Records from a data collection
● ● ● ● ●

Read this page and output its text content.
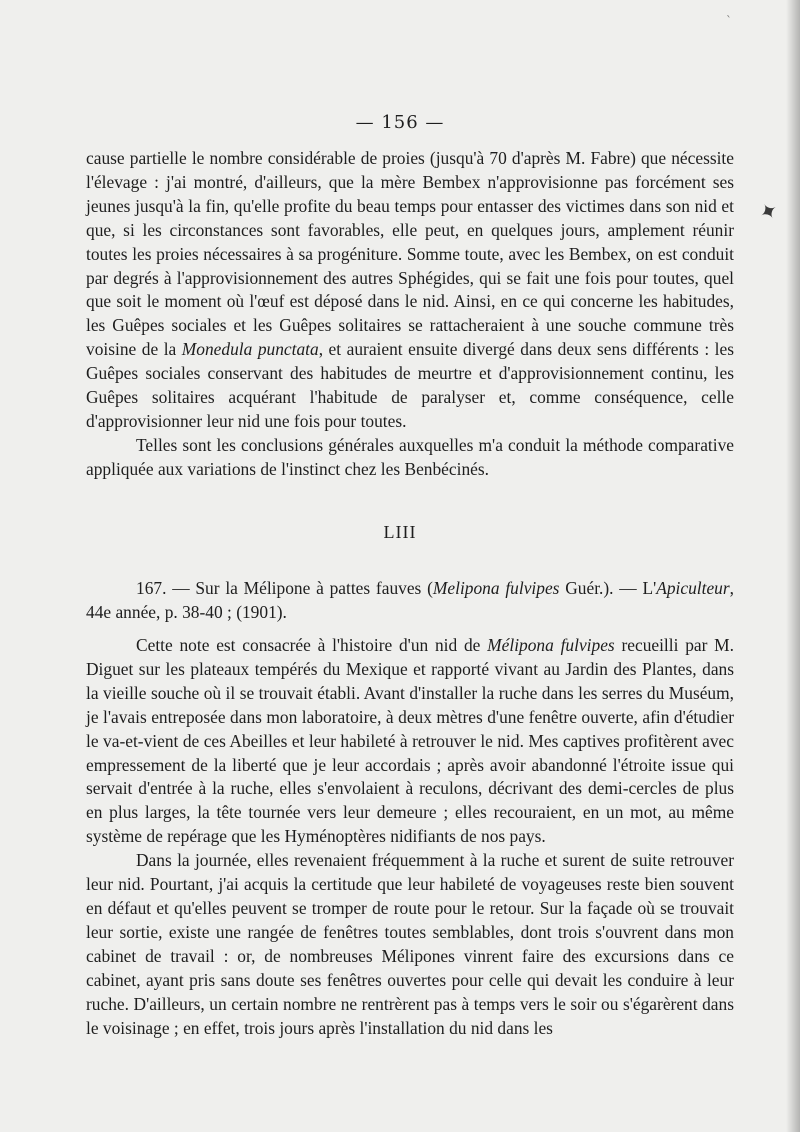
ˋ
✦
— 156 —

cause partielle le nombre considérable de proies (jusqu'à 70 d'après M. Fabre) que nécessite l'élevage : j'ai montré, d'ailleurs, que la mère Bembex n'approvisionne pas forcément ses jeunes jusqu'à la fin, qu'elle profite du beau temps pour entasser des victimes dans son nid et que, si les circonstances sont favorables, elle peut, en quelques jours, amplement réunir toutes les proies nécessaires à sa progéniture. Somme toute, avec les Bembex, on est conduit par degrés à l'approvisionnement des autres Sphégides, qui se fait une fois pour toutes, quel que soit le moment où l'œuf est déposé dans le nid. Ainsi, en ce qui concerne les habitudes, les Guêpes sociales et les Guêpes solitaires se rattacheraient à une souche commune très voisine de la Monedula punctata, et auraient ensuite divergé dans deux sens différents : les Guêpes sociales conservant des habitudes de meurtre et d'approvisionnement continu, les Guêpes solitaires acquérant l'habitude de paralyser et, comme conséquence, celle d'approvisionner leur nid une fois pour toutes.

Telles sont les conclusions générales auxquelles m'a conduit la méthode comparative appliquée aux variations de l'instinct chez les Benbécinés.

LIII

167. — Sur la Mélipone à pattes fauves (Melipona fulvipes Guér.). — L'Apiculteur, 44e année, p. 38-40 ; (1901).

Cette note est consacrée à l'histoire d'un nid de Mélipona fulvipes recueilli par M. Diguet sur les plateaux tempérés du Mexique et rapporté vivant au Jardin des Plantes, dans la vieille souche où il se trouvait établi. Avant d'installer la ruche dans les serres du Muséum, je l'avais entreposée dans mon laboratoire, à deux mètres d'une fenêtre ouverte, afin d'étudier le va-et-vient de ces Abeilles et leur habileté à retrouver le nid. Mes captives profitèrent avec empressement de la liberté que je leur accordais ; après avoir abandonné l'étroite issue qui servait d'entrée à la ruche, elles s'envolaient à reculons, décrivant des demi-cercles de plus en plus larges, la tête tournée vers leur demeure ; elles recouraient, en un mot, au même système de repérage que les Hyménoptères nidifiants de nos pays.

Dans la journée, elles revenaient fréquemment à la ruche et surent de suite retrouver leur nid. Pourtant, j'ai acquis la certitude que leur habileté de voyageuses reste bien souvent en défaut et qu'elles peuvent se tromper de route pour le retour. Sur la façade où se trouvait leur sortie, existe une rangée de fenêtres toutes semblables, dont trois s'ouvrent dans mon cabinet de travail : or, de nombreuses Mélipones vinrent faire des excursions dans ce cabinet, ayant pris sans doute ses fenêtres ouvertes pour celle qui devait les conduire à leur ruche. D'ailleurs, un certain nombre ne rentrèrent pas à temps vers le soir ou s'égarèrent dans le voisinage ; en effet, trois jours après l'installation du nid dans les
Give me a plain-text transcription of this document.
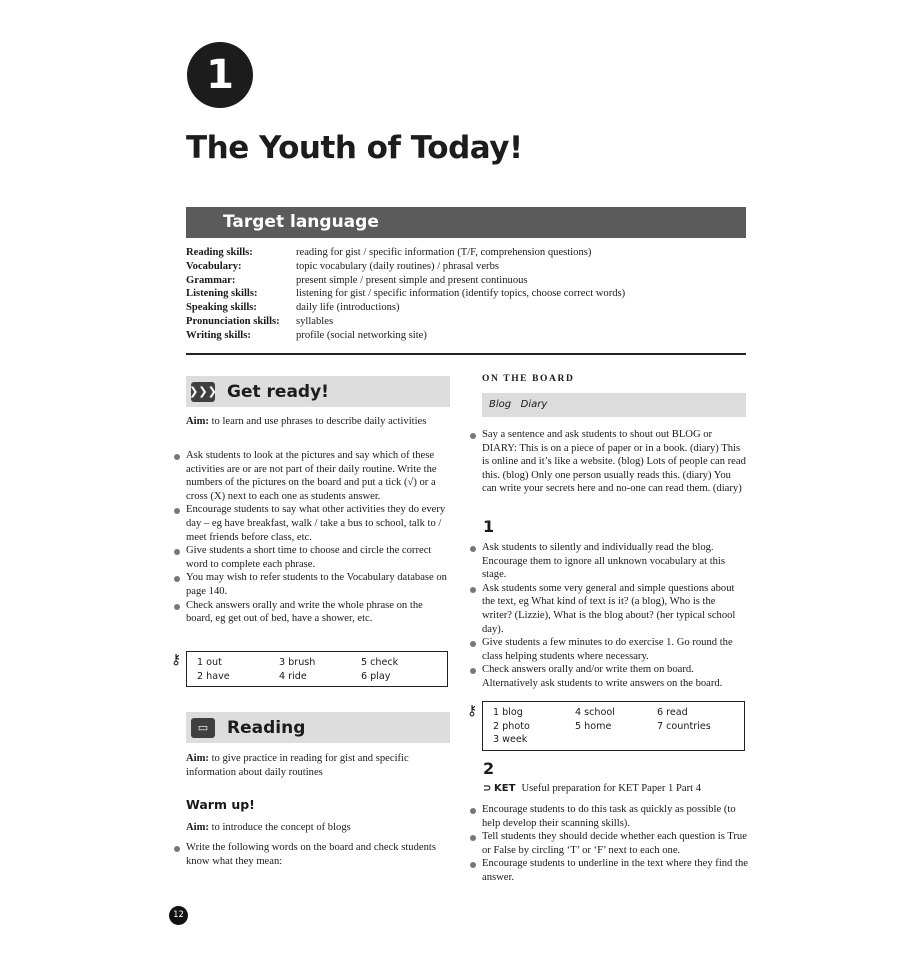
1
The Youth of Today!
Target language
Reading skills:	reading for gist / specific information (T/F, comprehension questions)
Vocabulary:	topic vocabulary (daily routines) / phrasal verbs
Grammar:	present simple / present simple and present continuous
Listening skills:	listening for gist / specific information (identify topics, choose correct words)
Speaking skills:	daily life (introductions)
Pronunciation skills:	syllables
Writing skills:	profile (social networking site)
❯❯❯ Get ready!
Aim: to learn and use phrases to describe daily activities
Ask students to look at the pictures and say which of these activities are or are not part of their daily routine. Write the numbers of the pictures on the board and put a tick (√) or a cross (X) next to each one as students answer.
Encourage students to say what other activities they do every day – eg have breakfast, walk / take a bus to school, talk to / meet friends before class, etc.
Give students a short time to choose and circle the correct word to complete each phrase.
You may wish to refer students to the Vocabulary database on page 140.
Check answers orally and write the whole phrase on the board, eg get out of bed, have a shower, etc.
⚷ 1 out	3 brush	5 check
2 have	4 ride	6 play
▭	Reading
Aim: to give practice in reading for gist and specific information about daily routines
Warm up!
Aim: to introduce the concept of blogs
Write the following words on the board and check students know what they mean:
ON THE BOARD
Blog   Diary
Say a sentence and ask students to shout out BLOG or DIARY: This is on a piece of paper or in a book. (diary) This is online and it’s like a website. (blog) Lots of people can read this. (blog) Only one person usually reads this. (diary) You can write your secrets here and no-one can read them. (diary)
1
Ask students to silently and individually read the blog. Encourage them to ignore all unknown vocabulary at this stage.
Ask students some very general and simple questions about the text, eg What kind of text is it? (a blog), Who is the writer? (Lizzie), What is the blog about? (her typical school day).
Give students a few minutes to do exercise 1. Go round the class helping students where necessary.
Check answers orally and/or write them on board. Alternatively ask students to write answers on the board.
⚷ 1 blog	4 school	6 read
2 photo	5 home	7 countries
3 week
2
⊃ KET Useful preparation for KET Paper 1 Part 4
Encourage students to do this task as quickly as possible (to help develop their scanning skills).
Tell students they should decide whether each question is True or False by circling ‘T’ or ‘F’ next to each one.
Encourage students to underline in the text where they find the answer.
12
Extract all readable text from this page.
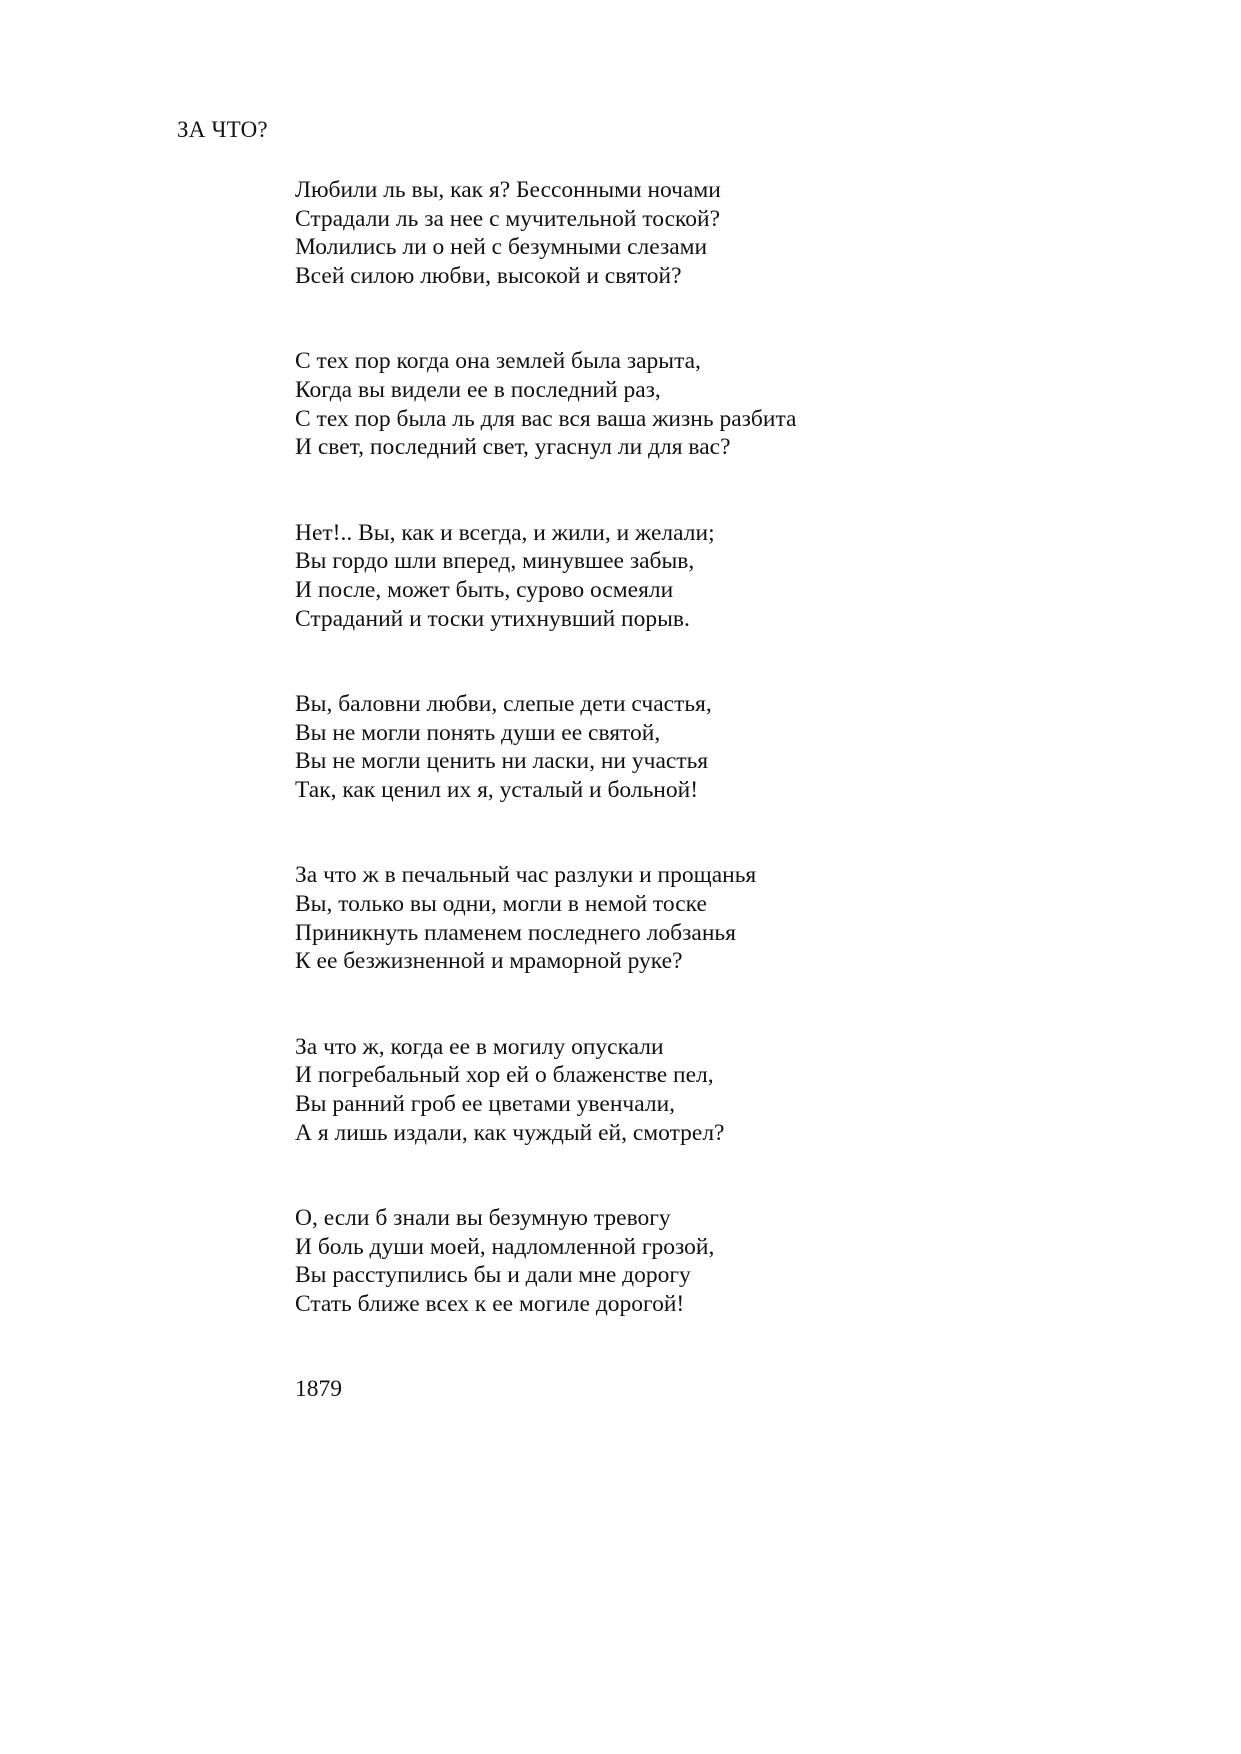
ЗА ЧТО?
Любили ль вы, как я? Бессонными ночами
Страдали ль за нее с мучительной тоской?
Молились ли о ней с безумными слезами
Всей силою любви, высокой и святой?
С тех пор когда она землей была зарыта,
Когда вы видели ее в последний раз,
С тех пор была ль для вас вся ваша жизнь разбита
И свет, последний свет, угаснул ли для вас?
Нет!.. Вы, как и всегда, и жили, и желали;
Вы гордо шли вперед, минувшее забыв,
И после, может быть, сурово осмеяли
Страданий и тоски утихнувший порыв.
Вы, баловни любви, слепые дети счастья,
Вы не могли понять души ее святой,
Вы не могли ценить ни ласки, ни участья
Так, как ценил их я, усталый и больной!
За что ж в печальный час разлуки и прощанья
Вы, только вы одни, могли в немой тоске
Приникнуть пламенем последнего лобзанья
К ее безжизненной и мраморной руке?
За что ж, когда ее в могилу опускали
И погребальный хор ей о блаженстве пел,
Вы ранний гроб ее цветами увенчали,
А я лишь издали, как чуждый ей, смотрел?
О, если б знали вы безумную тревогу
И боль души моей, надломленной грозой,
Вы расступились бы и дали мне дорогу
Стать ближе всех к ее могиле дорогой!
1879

● ● ● ● ●

■ **Challenge**: Scan the material above. Copy each line where "души" occurs.

■ **Solution for this task**:
Вы не могли понять души ее святой,
И боль души моей, надломленной грозой,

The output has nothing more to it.